» Exercise brief
Search the records below for the word "color". Pull out each line that has it.
--*--
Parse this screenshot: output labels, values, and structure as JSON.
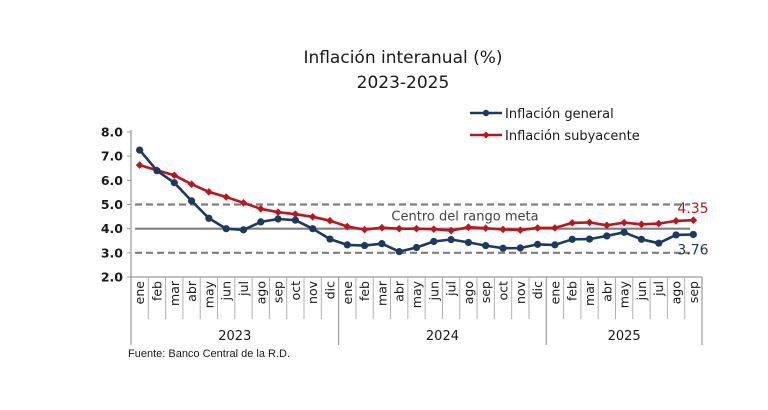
{
  "chart_data": {
    "type": "line",
    "title": "Inflación interanual (%)",
    "subtitle": "2023-2025",
    "xlabel": "",
    "ylabel": "",
    "ylim": [
      2.0,
      8.0
    ],
    "yticks": [
      "8.0",
      "7.0",
      "6.0",
      "5.0",
      "4.0",
      "3.0",
      "2.0"
    ],
    "ytick_values": [
      8,
      7,
      6,
      5,
      4,
      3,
      2
    ],
    "grid": false,
    "legend_position": "top-right",
    "categories": [
      "ene",
      "feb",
      "mar",
      "abr",
      "may",
      "jun",
      "jul",
      "ago",
      "sep",
      "oct",
      "nov",
      "dic",
      "ene",
      "feb",
      "mar",
      "abr",
      "may",
      "jun",
      "jul",
      "ago",
      "sep",
      "oct",
      "nov",
      "dic",
      "ene",
      "feb",
      "mar",
      "abr",
      "may",
      "jun",
      "jul",
      "ago",
      "sep"
    ],
    "year_groups": [
      {
        "label": "2023",
        "count": 12
      },
      {
        "label": "2024",
        "count": 12
      },
      {
        "label": "2025",
        "count": 9
      }
    ],
    "series": [
      {
        "name": "Inflación general",
        "color": "#1b3a63",
        "marker": "circle",
        "values": [
          7.25,
          6.4,
          5.9,
          5.15,
          4.43,
          4.0,
          3.95,
          4.28,
          4.4,
          4.35,
          4.0,
          3.57,
          3.33,
          3.3,
          3.38,
          3.05,
          3.22,
          3.47,
          3.55,
          3.43,
          3.3,
          3.19,
          3.2,
          3.35,
          3.33,
          3.56,
          3.57,
          3.7,
          3.85,
          3.56,
          3.4,
          3.74,
          3.76
        ],
        "end_label": "3.76"
      },
      {
        "name": "Inflación subyacente",
        "color": "#c0141c",
        "marker": "diamond",
        "values": [
          6.63,
          6.42,
          6.21,
          5.84,
          5.52,
          5.31,
          5.07,
          4.82,
          4.68,
          4.6,
          4.49,
          4.33,
          4.09,
          3.96,
          4.04,
          4.0,
          4.0,
          3.98,
          3.92,
          4.06,
          4.02,
          3.97,
          3.94,
          4.03,
          4.03,
          4.24,
          4.26,
          4.14,
          4.25,
          4.18,
          4.21,
          4.32,
          4.35
        ],
        "end_label": "4.35"
      }
    ],
    "reference_lines": [
      {
        "value": 5.0,
        "style": "dashed",
        "color": "#7f7f7f"
      },
      {
        "value": 4.0,
        "style": "solid",
        "color": "#7f7f7f",
        "label": "Centro del rango meta"
      },
      {
        "value": 3.0,
        "style": "dashed",
        "color": "#7f7f7f"
      }
    ],
    "source": "Fuente: Banco Central de la R.D."
  }
}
--*--
» Full solution
        "color": "#1b3a63",
        "color": "#c0141c",
        "color": "#7f7f7f"
        "color": "#7f7f7f",
        "color": "#7f7f7f"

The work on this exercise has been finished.